Texte à lire:
■ ■ ■ ■ ■ ■ ■

Depuis quelques années maintenant, le plus imposant glacier du Groenland semble bénéficier d’un répit dans son retrait précipité entamé au cours des années 1990. En effet, depuis 2016 les mesures satellitaires ont révélé un épaississement ainsi qu’une avancée du front glaciaire. Une évolution à contre-courant de la tendance générale. L’inlandsis groenlandais continuant dans son ensemble à perdre de la masse à grande vitesse. 

Le Jakobshavn Isbrae est un glacier situé sur la côte centre-ouest du Groenland. Il s’agit du glacier qui s’écoule le plus rapidement de la calotte et qui draine le volume de glace le plus important. Durant les années 1990, il s’est déstabilisé. Il a alors entamé une phase d’amincissement marquée, laquelle a été accompagnée d’un recul du front glaciaire. Entre 2000 et 2010, le Jakobshavn Isbrea a contribué à lui seul pour environ 1 millimètre à la hausse du niveau moyen des mers.

Toutefois, à partir de 2013-2014, les observations satellitaires ont mis en évidence un ralentissement de cet amincissement. Entre 2016 et 2018, le glacier s’est même épaissi de plusieurs dizaines de mètres tout en voyant son front s’étendre vers l’océan*. Dans le même temps, l’inlandsis groenlandais dans son ensemble continuait pourtant à perdre de la masse à un rythme effréné. Une particularité régionale qui a été étudiée dans un papier paru le 25 mars 2019 dans la revue Nature Geoscience.

■ ■ ■ ■ ■ ■ ■

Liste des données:
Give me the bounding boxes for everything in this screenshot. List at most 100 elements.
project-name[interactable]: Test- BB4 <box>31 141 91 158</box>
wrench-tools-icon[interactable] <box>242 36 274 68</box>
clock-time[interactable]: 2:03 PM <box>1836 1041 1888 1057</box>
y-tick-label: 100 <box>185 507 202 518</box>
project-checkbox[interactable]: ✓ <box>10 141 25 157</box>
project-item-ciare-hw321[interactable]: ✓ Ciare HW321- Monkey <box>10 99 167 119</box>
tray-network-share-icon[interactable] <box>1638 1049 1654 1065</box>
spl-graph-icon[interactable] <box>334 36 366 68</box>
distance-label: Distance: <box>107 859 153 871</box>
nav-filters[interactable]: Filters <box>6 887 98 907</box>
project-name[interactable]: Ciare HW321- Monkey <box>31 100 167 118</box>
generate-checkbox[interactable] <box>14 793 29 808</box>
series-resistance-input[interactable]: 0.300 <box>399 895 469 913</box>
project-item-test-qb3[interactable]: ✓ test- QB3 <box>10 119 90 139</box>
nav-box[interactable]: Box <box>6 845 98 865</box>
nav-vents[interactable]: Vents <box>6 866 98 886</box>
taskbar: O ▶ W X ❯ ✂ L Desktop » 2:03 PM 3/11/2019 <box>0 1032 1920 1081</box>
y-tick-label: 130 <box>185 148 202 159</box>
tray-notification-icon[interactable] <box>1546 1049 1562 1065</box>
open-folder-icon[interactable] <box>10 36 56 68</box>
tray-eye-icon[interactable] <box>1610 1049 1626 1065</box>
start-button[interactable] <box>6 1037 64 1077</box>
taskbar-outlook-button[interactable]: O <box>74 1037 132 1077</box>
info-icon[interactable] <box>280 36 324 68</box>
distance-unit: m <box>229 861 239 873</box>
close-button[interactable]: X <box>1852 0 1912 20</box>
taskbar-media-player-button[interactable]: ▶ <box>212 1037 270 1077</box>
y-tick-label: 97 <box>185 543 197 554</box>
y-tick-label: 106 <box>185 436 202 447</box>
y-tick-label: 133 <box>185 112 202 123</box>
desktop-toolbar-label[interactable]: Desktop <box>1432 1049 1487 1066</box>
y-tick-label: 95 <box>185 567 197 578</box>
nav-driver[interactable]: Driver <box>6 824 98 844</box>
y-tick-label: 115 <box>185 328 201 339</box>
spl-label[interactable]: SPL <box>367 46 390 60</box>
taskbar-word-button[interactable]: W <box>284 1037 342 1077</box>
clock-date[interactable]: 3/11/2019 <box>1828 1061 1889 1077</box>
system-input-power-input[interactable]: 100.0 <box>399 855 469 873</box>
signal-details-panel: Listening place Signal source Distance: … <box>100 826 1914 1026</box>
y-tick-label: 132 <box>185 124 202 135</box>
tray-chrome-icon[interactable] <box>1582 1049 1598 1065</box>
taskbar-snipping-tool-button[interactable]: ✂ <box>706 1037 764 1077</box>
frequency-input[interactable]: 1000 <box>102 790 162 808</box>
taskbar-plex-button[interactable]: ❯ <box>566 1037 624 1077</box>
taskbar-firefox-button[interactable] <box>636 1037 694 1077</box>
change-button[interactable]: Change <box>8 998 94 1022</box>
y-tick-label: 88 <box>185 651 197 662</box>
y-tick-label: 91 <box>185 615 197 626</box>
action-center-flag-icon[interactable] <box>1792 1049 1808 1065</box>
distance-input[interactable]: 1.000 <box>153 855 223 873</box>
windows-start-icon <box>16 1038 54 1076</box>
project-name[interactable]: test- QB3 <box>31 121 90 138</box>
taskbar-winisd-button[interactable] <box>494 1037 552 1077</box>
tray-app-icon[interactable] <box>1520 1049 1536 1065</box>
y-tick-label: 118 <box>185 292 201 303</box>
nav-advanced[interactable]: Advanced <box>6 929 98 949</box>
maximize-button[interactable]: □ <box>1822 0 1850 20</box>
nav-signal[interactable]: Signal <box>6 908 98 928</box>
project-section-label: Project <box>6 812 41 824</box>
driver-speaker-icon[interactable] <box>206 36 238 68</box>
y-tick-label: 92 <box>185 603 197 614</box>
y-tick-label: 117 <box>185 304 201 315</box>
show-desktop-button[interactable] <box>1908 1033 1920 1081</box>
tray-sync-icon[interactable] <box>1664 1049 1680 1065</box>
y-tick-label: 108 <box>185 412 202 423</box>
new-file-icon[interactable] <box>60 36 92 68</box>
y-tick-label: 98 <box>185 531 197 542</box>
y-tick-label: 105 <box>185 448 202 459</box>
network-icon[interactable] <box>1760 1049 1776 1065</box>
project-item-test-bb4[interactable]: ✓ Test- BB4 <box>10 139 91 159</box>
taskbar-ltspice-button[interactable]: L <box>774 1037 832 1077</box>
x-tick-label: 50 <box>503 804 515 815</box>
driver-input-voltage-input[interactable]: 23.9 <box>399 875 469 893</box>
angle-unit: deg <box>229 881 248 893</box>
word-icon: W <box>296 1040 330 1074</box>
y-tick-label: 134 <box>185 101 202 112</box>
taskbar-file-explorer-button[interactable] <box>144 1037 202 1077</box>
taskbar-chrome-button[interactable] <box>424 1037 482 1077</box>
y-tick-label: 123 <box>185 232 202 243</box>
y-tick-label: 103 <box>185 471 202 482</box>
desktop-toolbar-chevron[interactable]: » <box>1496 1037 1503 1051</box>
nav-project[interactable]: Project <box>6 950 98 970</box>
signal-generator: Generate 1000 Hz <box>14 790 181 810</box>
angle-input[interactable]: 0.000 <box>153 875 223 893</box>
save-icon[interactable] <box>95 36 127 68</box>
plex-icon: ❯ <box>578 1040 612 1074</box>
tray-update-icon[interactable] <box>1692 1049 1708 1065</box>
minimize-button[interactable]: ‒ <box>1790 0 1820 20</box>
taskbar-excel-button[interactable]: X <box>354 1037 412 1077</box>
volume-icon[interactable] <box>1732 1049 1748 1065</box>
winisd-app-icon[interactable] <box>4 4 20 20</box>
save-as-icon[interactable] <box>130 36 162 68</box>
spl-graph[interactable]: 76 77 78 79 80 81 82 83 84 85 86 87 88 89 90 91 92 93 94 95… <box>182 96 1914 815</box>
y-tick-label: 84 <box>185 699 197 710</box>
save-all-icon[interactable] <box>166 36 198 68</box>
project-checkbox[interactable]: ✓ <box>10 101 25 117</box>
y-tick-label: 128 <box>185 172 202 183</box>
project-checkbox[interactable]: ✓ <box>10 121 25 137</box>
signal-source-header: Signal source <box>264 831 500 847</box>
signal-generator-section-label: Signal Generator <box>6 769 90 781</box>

■ ■ ■ ■ ■ ■ ■

Liste des tâches:
1 - Relevez, dans le texte sur le Jakobshavn Isbrae, tout ce que les mesures ou observations satellitaires ont révélé ou mis en évidence au sujet de ce glacier.
2 - Poursuivez le texte sur le Jakobshavn Isbrae à la suite de sa dernière phrase.

Réponses dans l'ordre:
1 -
- un épaississement du glacier
- une avancée du front glaciaire
- un ralentissement de l'amincissement du glacier, à partir de 2013-2014

2 -
« Au début, nous n’y croyions pas », indique Ala Khazendar, auteur principal de l’étude. « Nous avions supposé que le Jakobshavn continuerait à se comporter à peu près comme il l’a fait au cours des 20 dernières années », poursuit-il.

Le rôle des courants océaniques

La dégradation du Jakobshavn Isbrae initiée dans les années 1990 a été attribuée à l’arrivée d’eau anormalement chaude – en particulier sous la surface – dans la baie de Disko. Une baie située à l’est de la mer de Baffin. L’intrusion de ce courant a provoqué une fusion rapide à la base de la langue de glace, conduisant à une déstabilisation du glacier qui s’est ensuite propagée vers l’intérieur des terres. Les eaux ont continué à se réchauffer dans la région les années qui ont suivi, accentuant le retrait.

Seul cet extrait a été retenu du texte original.